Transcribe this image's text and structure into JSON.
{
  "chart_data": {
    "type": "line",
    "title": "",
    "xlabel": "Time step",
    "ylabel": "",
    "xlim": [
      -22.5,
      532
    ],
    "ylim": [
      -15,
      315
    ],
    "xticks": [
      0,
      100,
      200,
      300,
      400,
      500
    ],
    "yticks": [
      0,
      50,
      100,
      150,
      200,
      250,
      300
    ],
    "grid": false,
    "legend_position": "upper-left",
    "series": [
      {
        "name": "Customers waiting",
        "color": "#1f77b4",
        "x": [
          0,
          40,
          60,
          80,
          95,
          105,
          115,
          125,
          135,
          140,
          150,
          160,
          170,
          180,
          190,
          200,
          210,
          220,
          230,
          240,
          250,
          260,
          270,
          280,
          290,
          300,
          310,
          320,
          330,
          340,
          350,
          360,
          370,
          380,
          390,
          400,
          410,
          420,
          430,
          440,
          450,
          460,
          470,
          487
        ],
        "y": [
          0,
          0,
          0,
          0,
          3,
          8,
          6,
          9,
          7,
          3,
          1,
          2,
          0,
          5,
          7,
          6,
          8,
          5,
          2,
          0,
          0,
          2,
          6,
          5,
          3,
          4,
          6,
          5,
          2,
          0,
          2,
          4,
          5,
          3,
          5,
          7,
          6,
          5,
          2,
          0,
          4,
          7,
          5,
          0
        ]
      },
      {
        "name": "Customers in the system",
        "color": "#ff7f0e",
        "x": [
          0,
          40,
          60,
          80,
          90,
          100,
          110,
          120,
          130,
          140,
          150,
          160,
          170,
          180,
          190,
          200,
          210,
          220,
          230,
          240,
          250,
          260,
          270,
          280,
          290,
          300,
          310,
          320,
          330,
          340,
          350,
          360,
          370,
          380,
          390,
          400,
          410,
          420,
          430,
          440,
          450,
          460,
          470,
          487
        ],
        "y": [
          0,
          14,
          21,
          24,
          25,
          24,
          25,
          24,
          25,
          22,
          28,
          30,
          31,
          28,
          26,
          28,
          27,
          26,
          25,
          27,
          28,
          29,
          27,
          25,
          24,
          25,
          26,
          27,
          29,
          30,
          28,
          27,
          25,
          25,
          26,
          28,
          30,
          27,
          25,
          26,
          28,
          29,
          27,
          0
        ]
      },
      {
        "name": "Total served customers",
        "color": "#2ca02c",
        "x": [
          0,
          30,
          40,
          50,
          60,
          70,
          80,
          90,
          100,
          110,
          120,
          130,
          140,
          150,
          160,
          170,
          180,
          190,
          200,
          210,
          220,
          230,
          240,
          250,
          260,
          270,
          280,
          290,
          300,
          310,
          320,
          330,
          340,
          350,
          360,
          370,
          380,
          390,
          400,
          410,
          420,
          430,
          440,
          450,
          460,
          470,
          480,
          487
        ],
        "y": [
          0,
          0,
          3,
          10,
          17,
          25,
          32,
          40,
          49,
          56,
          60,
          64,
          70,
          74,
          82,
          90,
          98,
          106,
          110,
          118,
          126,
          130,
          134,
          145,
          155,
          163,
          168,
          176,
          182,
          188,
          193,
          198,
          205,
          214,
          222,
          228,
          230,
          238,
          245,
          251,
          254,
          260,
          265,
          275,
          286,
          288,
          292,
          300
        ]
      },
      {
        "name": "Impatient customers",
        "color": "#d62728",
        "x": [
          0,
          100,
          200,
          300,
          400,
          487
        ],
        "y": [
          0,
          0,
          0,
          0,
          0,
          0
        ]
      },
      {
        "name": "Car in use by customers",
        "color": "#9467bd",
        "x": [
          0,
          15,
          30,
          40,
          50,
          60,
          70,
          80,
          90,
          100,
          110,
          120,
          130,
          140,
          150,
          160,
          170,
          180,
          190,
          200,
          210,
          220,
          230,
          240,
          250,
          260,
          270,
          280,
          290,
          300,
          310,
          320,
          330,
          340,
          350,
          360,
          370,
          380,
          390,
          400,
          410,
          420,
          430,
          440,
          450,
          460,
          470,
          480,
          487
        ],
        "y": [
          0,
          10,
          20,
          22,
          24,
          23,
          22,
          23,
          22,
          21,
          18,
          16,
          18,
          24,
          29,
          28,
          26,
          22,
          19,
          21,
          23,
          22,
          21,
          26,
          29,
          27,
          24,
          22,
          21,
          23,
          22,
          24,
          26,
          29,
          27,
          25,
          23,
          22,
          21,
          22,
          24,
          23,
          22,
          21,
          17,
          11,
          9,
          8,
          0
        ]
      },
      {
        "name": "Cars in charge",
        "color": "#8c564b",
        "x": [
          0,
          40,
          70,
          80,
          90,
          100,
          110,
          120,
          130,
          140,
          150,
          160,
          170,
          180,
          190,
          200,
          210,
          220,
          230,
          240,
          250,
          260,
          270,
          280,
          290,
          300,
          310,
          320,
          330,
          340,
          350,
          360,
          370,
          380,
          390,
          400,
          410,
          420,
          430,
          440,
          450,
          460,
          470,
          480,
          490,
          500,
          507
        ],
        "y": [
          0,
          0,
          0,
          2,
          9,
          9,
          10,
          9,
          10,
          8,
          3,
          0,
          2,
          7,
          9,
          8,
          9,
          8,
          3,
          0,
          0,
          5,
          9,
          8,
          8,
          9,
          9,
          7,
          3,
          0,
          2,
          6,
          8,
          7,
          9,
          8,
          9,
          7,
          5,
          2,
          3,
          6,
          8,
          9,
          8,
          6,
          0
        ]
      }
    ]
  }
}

Instruction:
Every record should be given again exactly.

Solution to the problem:
Transcribe this image's text and structure into JSON.
{
  "chart_data": {
    "type": "line",
    "title": "",
    "xlabel": "Time step",
    "ylabel": "",
    "xlim": [
      -22.5,
      532
    ],
    "ylim": [
      -15,
      315
    ],
    "xticks": [
      0,
      100,
      200,
      300,
      400,
      500
    ],
    "yticks": [
      0,
      50,
      100,
      150,
      200,
      250,
      300
    ],
    "grid": false,
    "legend_position": "upper-left",
    "series": [
      {
        "name": "Customers waiting",
        "color": "#1f77b4",
        "x": [
          0,
          40,
          60,
          80,
          95,
          105,
          115,
          125,
          135,
          140,
          150,
          160,
          170,
          180,
          190,
          200,
          210,
          220,
          230,
          240,
          250,
          260,
          270,
          280,
          290,
          300,
          310,
          320,
          330,
          340,
          350,
          360,
          370,
          380,
          390,
          400,
          410,
          420,
          430,
          440,
          450,
          460,
          470,
          487
        ],
        "y": [
          0,
          0,
          0,
          0,
          3,
          8,
          6,
          9,
          7,
          3,
          1,
          2,
          0,
          5,
          7,
          6,
          8,
          5,
          2,
          0,
          0,
          2,
          6,
          5,
          3,
          4,
          6,
          5,
          2,
          0,
          2,
          4,
          5,
          3,
          5,
          7,
          6,
          5,
          2,
          0,
          4,
          7,
          5,
          0
        ]
      },
      {
        "name": "Customers in the system",
        "color": "#ff7f0e",
        "x": [
          0,
          40,
          60,
          80,
          90,
          100,
          110,
          120,
          130,
          140,
          150,
          160,
          170,
          180,
          190,
          200,
          210,
          220,
          230,
          240,
          250,
          260,
          270,
          280,
          290,
          300,
          310,
          320,
          330,
          340,
          350,
          360,
          370,
          380,
          390,
          400,
          410,
          420,
          430,
          440,
          450,
          460,
          470,
          487
        ],
        "y": [
          0,
          14,
          21,
          24,
          25,
          24,
          25,
          24,
          25,
          22,
          28,
          30,
          31,
          28,
          26,
          28,
          27,
          26,
          25,
          27,
          28,
          29,
          27,
          25,
          24,
          25,
          26,
          27,
          29,
          30,
          28,
          27,
          25,
          25,
          26,
          28,
          30,
          27,
          25,
          26,
          28,
          29,
          27,
          0
        ]
      },
      {
        "name": "Total served customers",
        "color": "#2ca02c",
        "x": [
          0,
          30,
          40,
          50,
          60,
          70,
          80,
          90,
          100,
          110,
          120,
          130,
          140,
          150,
          160,
          170,
          180,
          190,
          200,
          210,
          220,
          230,
          240,
          250,
          260,
          270,
          280,
          290,
          300,
          310,
          320,
          330,
          340,
          350,
          360,
          370,
          380,
          390,
          400,
          410,
          420,
          430,
          440,
          450,
          460,
          470,
          480,
          487
        ],
        "y": [
          0,
          0,
          3,
          10,
          17,
          25,
          32,
          40,
          49,
          56,
          60,
          64,
          70,
          74,
          82,
          90,
          98,
          106,
          110,
          118,
          126,
          130,
          134,
          145,
          155,
          163,
          168,
          176,
          182,
          188,
          193,
          198,
          205,
          214,
          222,
          228,
          230,
          238,
          245,
          251,
          254,
          260,
          265,
          275,
          286,
          288,
          292,
          300
        ]
      },
      {
        "name": "Impatient customers",
        "color": "#d62728",
        "x": [
          0,
          100,
          200,
          300,
          400,
          487
        ],
        "y": [
          0,
          0,
          0,
          0,
          0,
          0
        ]
      },
      {
        "name": "Car in use by customers",
        "color": "#9467bd",
        "x": [
          0,
          15,
          30,
          40,
          50,
          60,
          70,
          80,
          90,
          100,
          110,
          120,
          130,
          140,
          150,
          160,
          170,
          180,
          190,
          200,
          210,
          220,
          230,
          240,
          250,
          260,
          270,
          280,
          290,
          300,
          310,
          320,
          330,
          340,
          350,
          360,
          370,
          380,
          390,
          400,
          410,
          420,
          430,
          440,
          450,
          460,
          470,
          480,
          487
        ],
        "y": [
          0,
          10,
          20,
          22,
          24,
          23,
          22,
          23,
          22,
          21,
          18,
          16,
          18,
          24,
          29,
          28,
          26,
          22,
          19,
          21,
          23,
          22,
          21,
          26,
          29,
          27,
          24,
          22,
          21,
          23,
          22,
          24,
          26,
          29,
          27,
          25,
          23,
          22,
          21,
          22,
          24,
          23,
          22,
          21,
          17,
          11,
          9,
          8,
          0
        ]
      },
      {
        "name": "Cars in charge",
        "color": "#8c564b",
        "x": [
          0,
          40,
          70,
          80,
          90,
          100,
          110,
          120,
          130,
          140,
          150,
          160,
          170,
          180,
          190,
          200,
          210,
          220,
          230,
          240,
          250,
          260,
          270,
          280,
          290,
          300,
          310,
          320,
          330,
          340,
          350,
          360,
          370,
          380,
          390,
          400,
          410,
          420,
          430,
          440,
          450,
          460,
          470,
          480,
          490,
          500,
          507
        ],
        "y": [
          0,
          0,
          0,
          2,
          9,
          9,
          10,
          9,
          10,
          8,
          3,
          0,
          2,
          7,
          9,
          8,
          9,
          8,
          3,
          0,
          0,
          5,
          9,
          8,
          8,
          9,
          9,
          7,
          3,
          0,
          2,
          6,
          8,
          7,
          9,
          8,
          9,
          7,
          5,
          2,
          3,
          6,
          8,
          9,
          8,
          6,
          0
        ]
      }
    ]
  }
}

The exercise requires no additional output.